• [Task goal]:
Write out the entries below once more, exactly, with the pictures left out.
═════ Record extracts
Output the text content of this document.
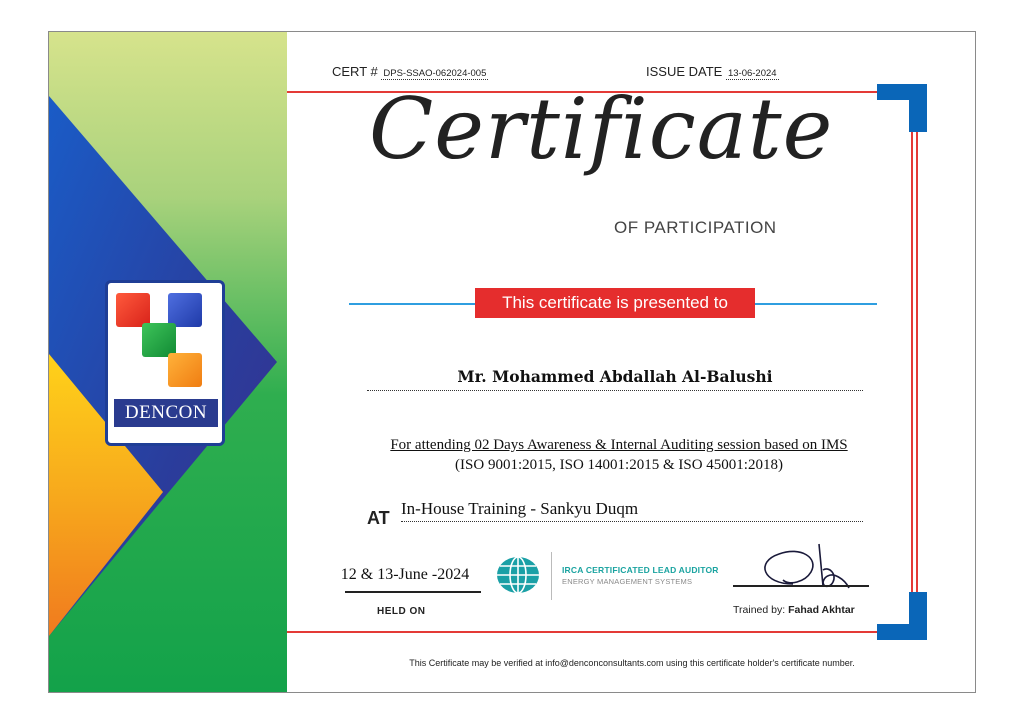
DENCON
CERT # DPS-SSAO-062024-005	ISSUE DATE 13-06-2024
Certificate
OF PARTICIPATION
This certificate is presented to
Mr. Mohammed Abdallah Al-Balushi
For attending 02 Days Awareness & Internal Auditing session based on IMS
(ISO 9001:2015, ISO 14001:2015 & ISO 45001:2018)
AT In-House Training - Sankyu Duqm
12 & 13-June -2024
HELD ON
IRCA CERTIFICATED LEAD AUDITOR
ENERGY MANAGEMENT SYSTEMS
Trained by: Fahad Akhtar
This Certificate may be verified at info@denconconsultants.com using this certificate holder's certificate number.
══════════
• [Solution for this task]:
Output the text content of this document.
DENCON
CERT # DPS-SSAO-062024-005	ISSUE DATE 13-06-2024
Certificate
OF PARTICIPATION
This certificate is presented to
Mr. Mohammed Abdallah Al-Balushi
For attending 02 Days Awareness & Internal Auditing session based on IMS
(ISO 9001:2015, ISO 14001:2015 & ISO 45001:2018)
AT In-House Training - Sankyu Duqm
12 & 13-June -2024
HELD ON
IRCA CERTIFICATED LEAD AUDITOR
ENERGY MANAGEMENT SYSTEMS
Trained by: Fahad Akhtar
This Certificate may be verified at info@denconconsultants.com using this certificate holder's certificate number.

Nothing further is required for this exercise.